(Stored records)
>> Begin

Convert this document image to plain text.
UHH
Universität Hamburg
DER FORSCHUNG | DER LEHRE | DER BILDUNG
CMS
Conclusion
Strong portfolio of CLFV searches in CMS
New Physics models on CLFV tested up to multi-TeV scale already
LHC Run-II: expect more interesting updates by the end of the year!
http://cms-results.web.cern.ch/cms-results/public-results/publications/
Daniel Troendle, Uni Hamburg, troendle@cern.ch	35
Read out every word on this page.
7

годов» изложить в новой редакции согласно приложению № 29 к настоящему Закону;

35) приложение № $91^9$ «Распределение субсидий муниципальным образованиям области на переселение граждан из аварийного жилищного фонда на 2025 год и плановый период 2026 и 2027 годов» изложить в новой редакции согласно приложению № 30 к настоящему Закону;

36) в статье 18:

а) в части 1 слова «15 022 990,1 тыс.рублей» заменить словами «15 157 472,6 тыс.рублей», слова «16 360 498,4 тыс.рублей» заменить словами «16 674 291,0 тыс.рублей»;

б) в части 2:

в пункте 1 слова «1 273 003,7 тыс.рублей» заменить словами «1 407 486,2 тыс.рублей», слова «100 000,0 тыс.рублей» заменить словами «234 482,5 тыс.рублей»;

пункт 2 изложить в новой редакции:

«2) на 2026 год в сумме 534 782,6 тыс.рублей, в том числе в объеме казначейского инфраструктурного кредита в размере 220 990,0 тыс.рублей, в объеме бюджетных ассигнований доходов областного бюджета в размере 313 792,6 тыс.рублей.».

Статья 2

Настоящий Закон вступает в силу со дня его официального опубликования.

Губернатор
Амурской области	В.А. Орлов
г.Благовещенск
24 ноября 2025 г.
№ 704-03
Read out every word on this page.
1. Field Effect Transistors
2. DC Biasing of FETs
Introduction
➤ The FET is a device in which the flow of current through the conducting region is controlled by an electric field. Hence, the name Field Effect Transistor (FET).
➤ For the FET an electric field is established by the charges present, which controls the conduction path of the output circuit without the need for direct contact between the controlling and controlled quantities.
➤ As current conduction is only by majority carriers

>> End

**Exercise details**
Going over the lines above, work out how many include "области", then give only that number.

**Task answer**
2